──────── Raw records ────────
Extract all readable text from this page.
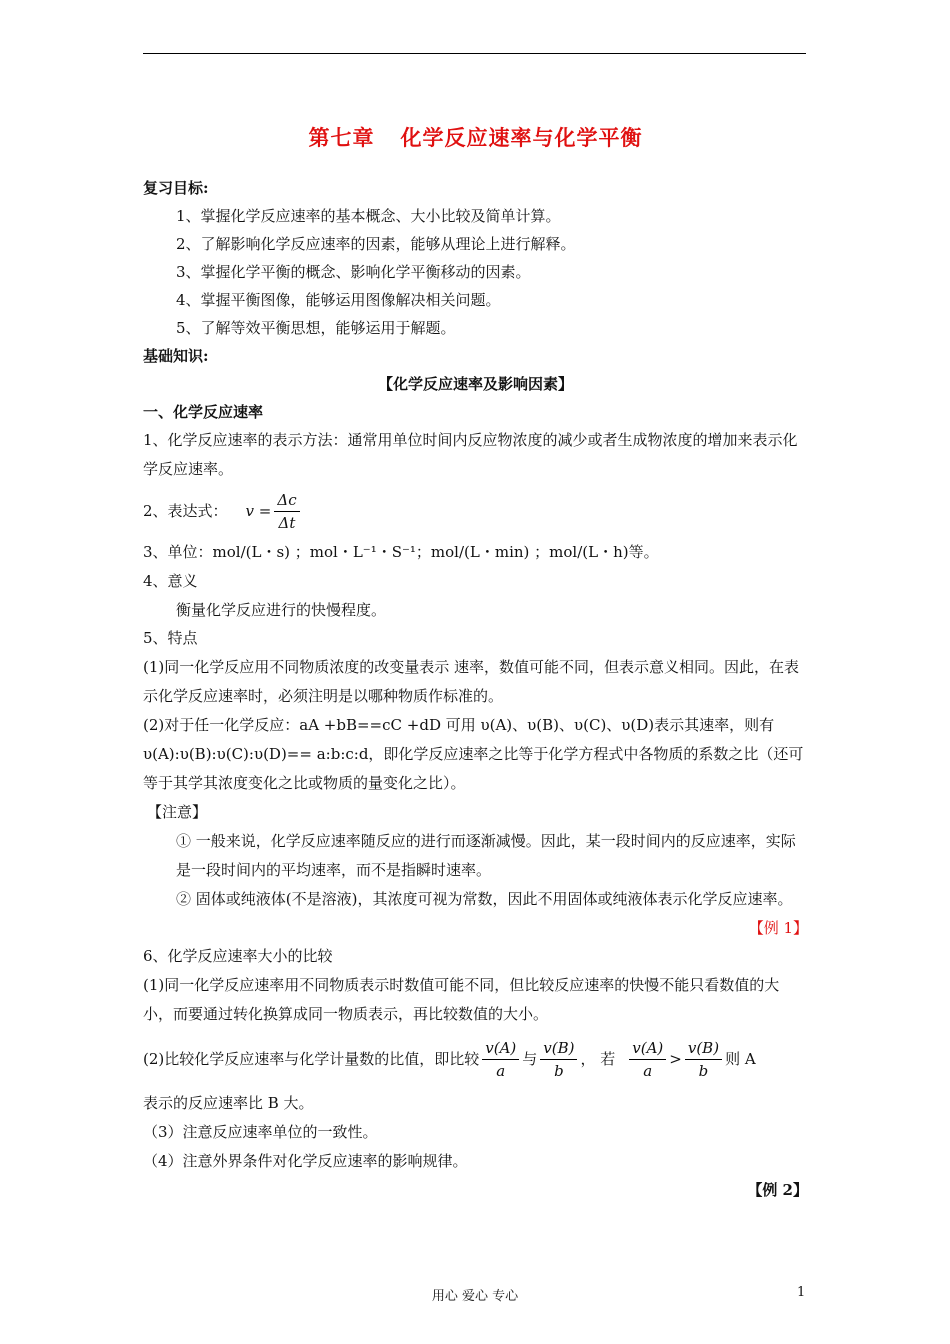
第七章 化学反应速率与化学平衡
复习目标:
1、掌握化学反应速率的基本概念、大小比较及简单计算。
2、了解影响化学反应速率的因素，能够从理论上进行解释。
3、掌握化学平衡的概念、影响化学平衡移动的因素。
4、掌握平衡图像，能够运用图像解决相关问题。
5、了解等效平衡思想，能够运用于解题。
基础知识:
【化学反应速率及影响因素】
一、化学反应速率
1、化学反应速率的表示方法：通常用单位时间内反应物浓度的减少或者生成物浓度的增加来表示化学反应速率。
2、表达式： $v = \frac{\Delta c}{\Delta t}$
3、单位：mol/(L・s) ；mol・L⁻¹・S⁻¹；mol/(L・min) ；mol/(L・h)等。
4、意义
衡量化学反应进行的快慢程度。
5、特点
(1)同一化学反应用不同物质浓度的改变量表示 速率，数值可能不同，但表示意义相同。因此，在表示化学反应速率时，必须注明是以哪种物质作标准的。
(2)对于任一化学反应：aA +bB==cC +dD 可用 υ(A)、υ(B)、υ(C)、υ(D)表示其速率，则有υ(A):υ(B):υ(C):υ(D)== a:b:c:d，即化学反应速率之比等于化学方程式中各物质的系数之比（还可等于其学其浓度变化之比或物质的量变化之比）。
【注意】
① 一般来说，化学反应速率随反应的进行而逐渐减慢。因此，某一段时间内的反应速率，实际是一段时间内的平均速率，而不是指瞬时速率。
② 固体或纯液体(不是溶液)，其浓度可视为常数，因此不用固体或纯液体表示化学反应速率。
【例 1】
6、化学反应速率大小的比较
(1)同一化学反应速率用不同物质表示时数值可能不同，但比较反应速率的快慢不能只看数值的大小，而要通过转化换算成同一物质表示，再比较数值的大小。
(2)比较化学反应速率与化学计量数的比值，即比较 $\frac{v(A)}{a}$ 与 $\frac{v(B)}{b}$ ， 若 $\frac{v(A)}{a} > \frac{v(B)}{b}$ 则 A
表示的反应速率比 B 大。
（3）注意反应速率单位的一致性。
（4）注意外界条件对化学反应速率的影响规律。
【例 2】
用心 爱心 专心	1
────────
Transcribe every entry word for word, but omit the pictures.

Extract all readable text from this page.
第七章 化学反应速率与化学平衡
复习目标:
1、掌握化学反应速率的基本概念、大小比较及简单计算。
2、了解影响化学反应速率的因素，能够从理论上进行解释。
3、掌握化学平衡的概念、影响化学平衡移动的因素。
4、掌握平衡图像，能够运用图像解决相关问题。
5、了解等效平衡思想，能够运用于解题。
基础知识:
【化学反应速率及影响因素】
一、化学反应速率
1、化学反应速率的表示方法：通常用单位时间内反应物浓度的减少或者生成物浓度的增加来表示化学反应速率。
2、表达式： $v = \frac{\Delta c}{\Delta t}$
3、单位：mol/(L・s) ；mol・L⁻¹・S⁻¹；mol/(L・min) ；mol/(L・h)等。
4、意义
衡量化学反应进行的快慢程度。
5、特点
(1)同一化学反应用不同物质浓度的改变量表示 速率，数值可能不同，但表示意义相同。因此，在表示化学反应速率时，必须注明是以哪种物质作标准的。
(2)对于任一化学反应：aA +bB==cC +dD 可用 υ(A)、υ(B)、υ(C)、υ(D)表示其速率，则有υ(A):υ(B):υ(C):υ(D)== a:b:c:d，即化学反应速率之比等于化学方程式中各物质的系数之比（还可等于其学其浓度变化之比或物质的量变化之比）。
【注意】
① 一般来说，化学反应速率随反应的进行而逐渐减慢。因此，某一段时间内的反应速率，实际是一段时间内的平均速率，而不是指瞬时速率。
② 固体或纯液体(不是溶液)，其浓度可视为常数，因此不用固体或纯液体表示化学反应速率。
【例 1】
6、化学反应速率大小的比较
(1)同一化学反应速率用不同物质表示时数值可能不同，但比较反应速率的快慢不能只看数值的大小，而要通过转化换算成同一物质表示，再比较数值的大小。
(2)比较化学反应速率与化学计量数的比值，即比较 $\frac{v(A)}{a}$ 与 $\frac{v(B)}{b}$ ， 若 $\frac{v(A)}{a} > \frac{v(B)}{b}$ 则 A
表示的反应速率比 B 大。
（3）注意反应速率单位的一致性。
（4）注意外界条件对化学反应速率的影响规律。
【例 2】
用心 爱心 专心	1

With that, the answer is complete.